** begin RAW RECORDS **
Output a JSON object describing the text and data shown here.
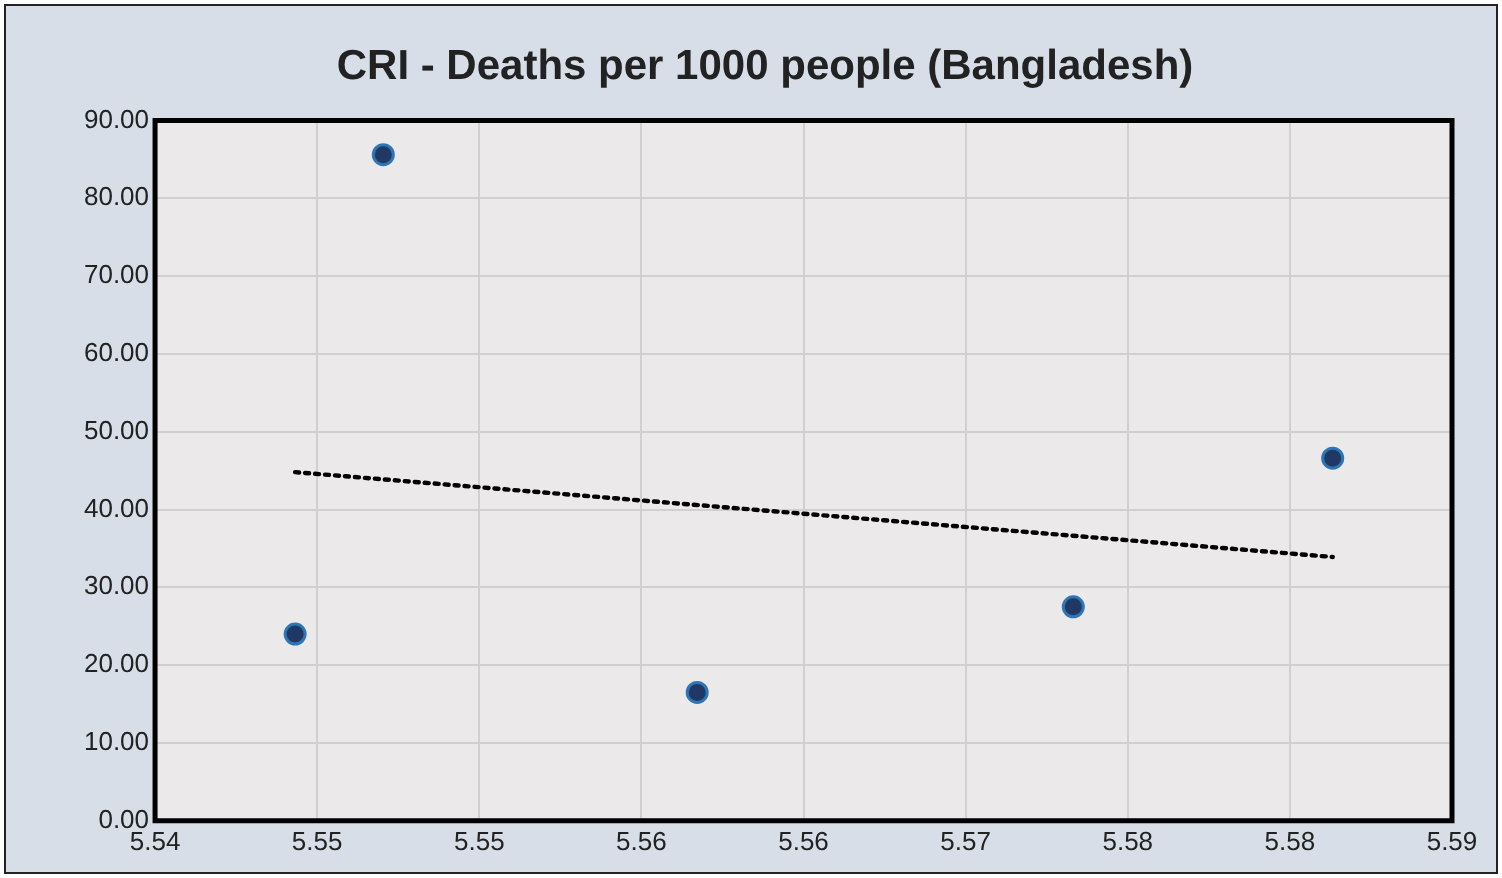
{
  "chart_data": {
    "type": "scatter",
    "title": "CRI - Deaths per 1000 people (Bangladesh)",
    "xlim": [
      5.54,
      5.59
    ],
    "xticks": [
      {
        "value": 5.54,
        "label": "5.54"
      },
      {
        "value": 5.54625,
        "label": "5.55"
      },
      {
        "value": 5.5525,
        "label": "5.55"
      },
      {
        "value": 5.55875,
        "label": "5.56"
      },
      {
        "value": 5.565,
        "label": "5.56"
      },
      {
        "value": 5.57125,
        "label": "5.57"
      },
      {
        "value": 5.5775,
        "label": "5.58"
      },
      {
        "value": 5.58375,
        "label": "5.58"
      },
      {
        "value": 5.59,
        "label": "5.59"
      }
    ],
    "ylim": [
      0,
      90
    ],
    "yticks": [
      {
        "value": 0,
        "label": "0.00"
      },
      {
        "value": 10,
        "label": "10.00"
      },
      {
        "value": 20,
        "label": "20.00"
      },
      {
        "value": 30,
        "label": "30.00"
      },
      {
        "value": 40,
        "label": "40.00"
      },
      {
        "value": 50,
        "label": "50.00"
      },
      {
        "value": 60,
        "label": "60.00"
      },
      {
        "value": 70,
        "label": "70.00"
      },
      {
        "value": 80,
        "label": "80.00"
      },
      {
        "value": 90,
        "label": "90.00"
      }
    ],
    "grid": true,
    "legend": false,
    "series": [
      {
        "color": "#1f3864",
        "marker": "circle",
        "x": [
          5.5454,
          5.5488,
          5.5609,
          5.5754,
          5.5854
        ],
        "values": [
          24,
          85.6,
          16.5,
          27.5,
          46.6
        ]
      },
      {
        "type": "line",
        "color": "#000000",
        "marker": "none",
        "line_style": "dotted",
        "x": [
          5.5454,
          5.5854
        ],
        "values": [
          44.8,
          33.9
        ]
      }
    ]
  }
}
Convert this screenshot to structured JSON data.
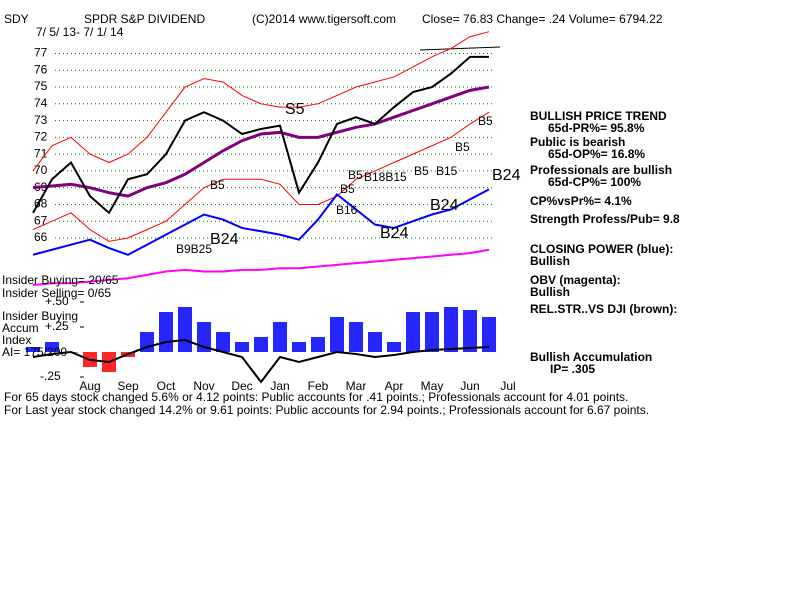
{
  "header": {
    "symbol": "SDY",
    "name": "SPDR S&P DIVIDEND",
    "copyright": "(C)2014 www.tigersoft.com",
    "quote": "Close=  76.83  Change= .24 Volume= 6794.22",
    "range": "7/ 5/ 13- 7/ 1/ 14"
  },
  "left_labels": [
    "Insider Buying= 20/65",
    "Insider Selling= 0/65",
    "Insider Buying",
    "Accum",
    "Index",
    "AI= 175/200"
  ],
  "side_panel": [
    "BULLISH PRICE TREND",
    "65d-PR%= 95.8%",
    "Public is bearish",
    "65d-OP%= 16.8%",
    "Professionals are bullish",
    "65d-CP%= 100%",
    "CP%vsPr%=  4.1%",
    "Strength Profess/Pub= 9.8",
    "CLOSING POWER (blue):",
    "Bullish",
    "OBV (magenta):",
    "Bullish",
    "REL.STR..VS DJI (brown):",
    "Bullish Accumulation",
    "IP=  .305"
  ],
  "footer": [
    "For 65 days stock changed  5.6% or  4.12 points:  Public accounts for  .41 points.;  Professionals account for  4.01 points.",
    "For Last year stock changed  14.2% or  9.61 points:  Public accounts for  2.94 points.;  Professionals account for  6.67 points."
  ],
  "chart_data": [
    {
      "type": "line",
      "categories": [
        null,
        null,
        null,
        "Aug",
        null,
        "Sep",
        null,
        "Oct",
        null,
        "Nov",
        null,
        "Dec",
        null,
        "Jan",
        null,
        "Feb",
        null,
        "Mar",
        null,
        "Apr",
        null,
        "May",
        null,
        "Jun",
        null,
        "Jul"
      ],
      "series": [
        {
          "color": "#ff0000",
          "values": [
            70,
            71.5,
            72,
            71,
            70.5,
            71,
            72,
            73.5,
            75,
            75.5,
            75.3,
            74.5,
            74,
            73.8,
            73.8,
            74,
            74.5,
            75,
            75.3,
            75.6,
            76.2,
            76.8,
            77.3,
            78,
            78.3,
            null
          ]
        },
        {
          "color": "#ff0000",
          "values": [
            66.5,
            67,
            67.5,
            66.5,
            65.8,
            66,
            66.5,
            67,
            68,
            69,
            69.5,
            69.5,
            69.5,
            69.2,
            68,
            68,
            68.5,
            69.5,
            70,
            70.5,
            71,
            71.5,
            72,
            72.8,
            73.5,
            null
          ]
        },
        {
          "color": "#800080",
          "values": [
            69,
            69.1,
            69.2,
            69,
            68.7,
            68.5,
            69,
            69.3,
            69.8,
            70.5,
            71.2,
            71.8,
            72.2,
            72.3,
            72,
            72,
            72.3,
            72.6,
            72.8,
            73.2,
            73.6,
            74,
            74.4,
            74.8,
            75,
            null
          ]
        },
        {
          "color": "#000000",
          "values": [
            67.5,
            69.5,
            70.5,
            68.5,
            67.5,
            69.5,
            69.8,
            71,
            73,
            73.5,
            73,
            72.2,
            72.5,
            72.7,
            68.7,
            70.5,
            72.8,
            73.2,
            72.8,
            73.8,
            74.7,
            75,
            75.8,
            76.8,
            76.8,
            null
          ]
        },
        {
          "color": "#0000ff",
          "values": [
            65.0,
            65.3,
            65.6,
            65.9,
            65.4,
            65.0,
            65.6,
            66.2,
            66.8,
            67.4,
            67.1,
            66.6,
            66.4,
            66.2,
            65.9,
            67.1,
            68.6,
            67.7,
            66.8,
            66.6,
            67.0,
            67.4,
            67.7,
            68.3,
            68.9,
            null
          ]
        },
        {
          "color": "#ff00ff",
          "values": [
            63.2,
            63.3,
            63.3,
            63.4,
            63.5,
            63.6,
            63.8,
            64.0,
            64.1,
            64.0,
            64.0,
            64.1,
            64.1,
            64.2,
            64.2,
            64.3,
            64.4,
            64.5,
            64.6,
            64.7,
            64.8,
            64.9,
            65.0,
            65.1,
            65.3,
            null
          ]
        }
      ],
      "ylim": [
        62.9,
        78.4
      ],
      "yticks": [
        66,
        67,
        68,
        69,
        70,
        71,
        72,
        73,
        74,
        75,
        76,
        77
      ],
      "grid": true,
      "grid_color": "#008000",
      "annotations": [
        "S5",
        "B5",
        "B5",
        "B5",
        "B16",
        "B18B15",
        "B5",
        "B15",
        "B5",
        "B5",
        "B9B25",
        "B24",
        "B24",
        "B24",
        "B24"
      ],
      "annotation_color": "#000000"
    },
    {
      "type": "bar",
      "values": [
        0.05,
        0.1,
        0,
        -0.15,
        -0.2,
        -0.05,
        0.2,
        0.4,
        0.45,
        0.3,
        0.2,
        0.1,
        0.15,
        0.3,
        0.1,
        0.15,
        0.35,
        0.3,
        0.2,
        0.1,
        0.4,
        0.4,
        0.45,
        0.42,
        0.35,
        null
      ],
      "color_up": "#0000ff",
      "color_down": "#ff0000",
      "line_values": [
        -0.05,
        -0.02,
        0.0,
        -0.08,
        -0.1,
        -0.02,
        0.05,
        0.1,
        0.12,
        0.05,
        0.0,
        -0.05,
        -0.3,
        -0.05,
        -0.1,
        -0.05,
        0.0,
        -0.02,
        -0.05,
        -0.03,
        0.0,
        0.02,
        0.03,
        0.04,
        0.05,
        null
      ],
      "line_color": "#000000",
      "ylim": [
        -0.33,
        0.57
      ],
      "yticks": [
        {
          "value": 0.5,
          "label": "+.50"
        },
        {
          "value": 0.25,
          "label": "+.25"
        },
        {
          "value": -0.25,
          "label": "-.25"
        }
      ]
    }
  ]
}
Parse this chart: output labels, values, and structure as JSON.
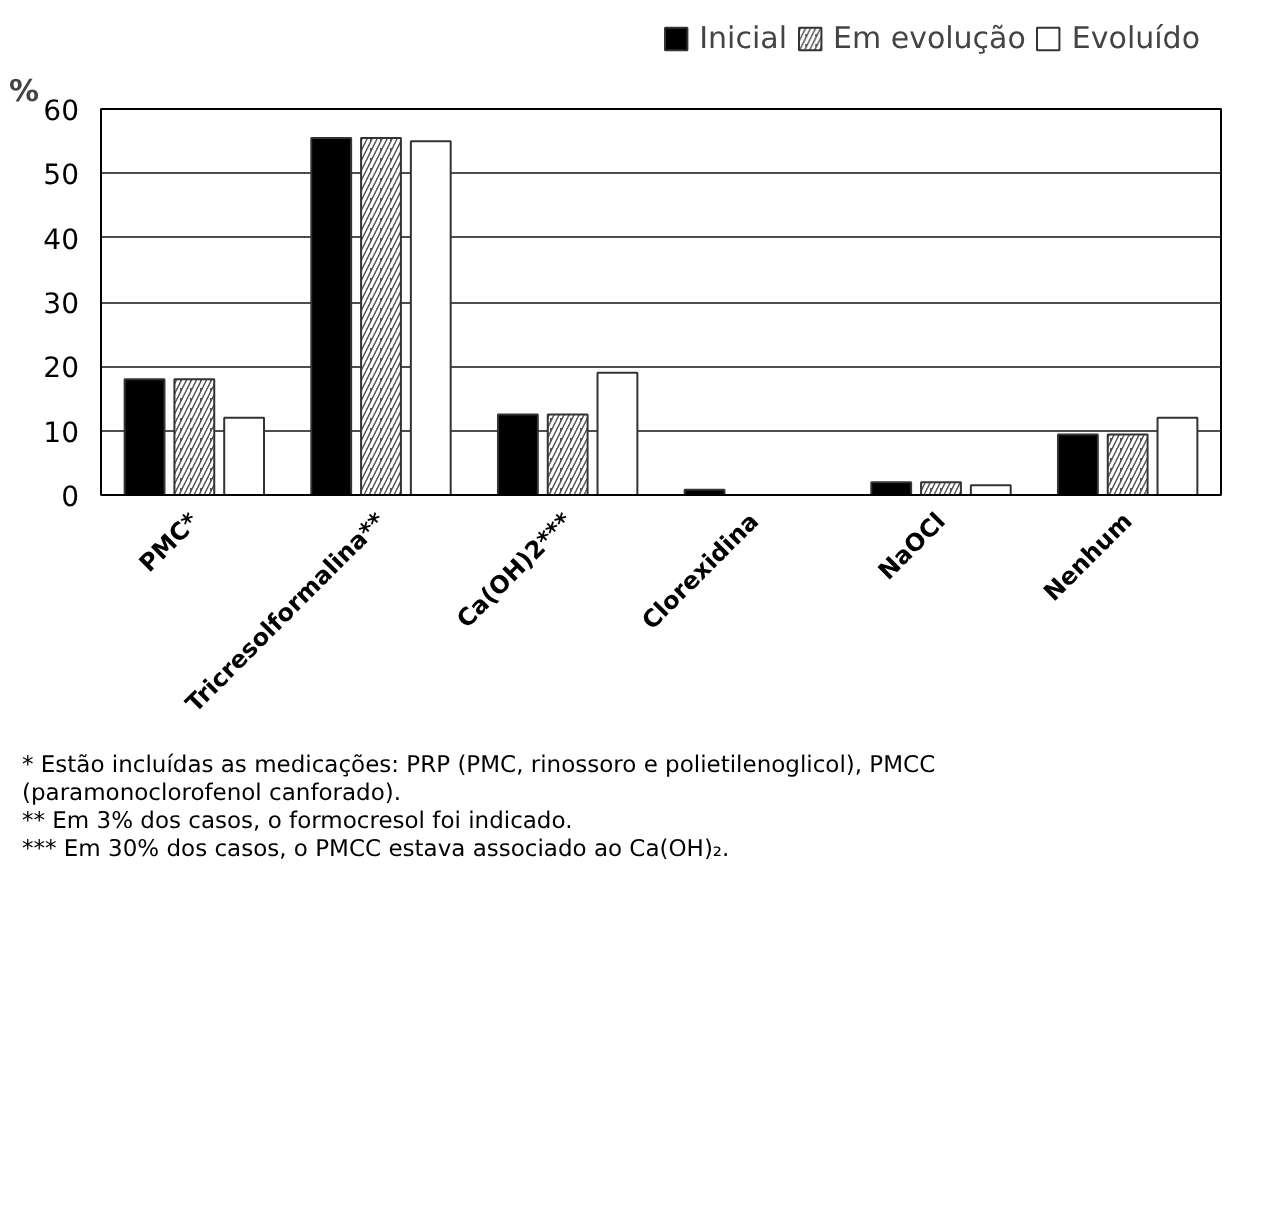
** end RAW RECORDS **
From the data above, copy out every line with the string "Public" in it.

    "Public is bearish",
    "For 65 days stock changed  5.6% or  4.12 points:  Public accounts for  .41 points.;  Professionals account for  4.01 points.",
    "For Last year stock changed  14.2% or  9.61 points:  Public accounts for  2.94 points.;  Professionals account for  6.67 points."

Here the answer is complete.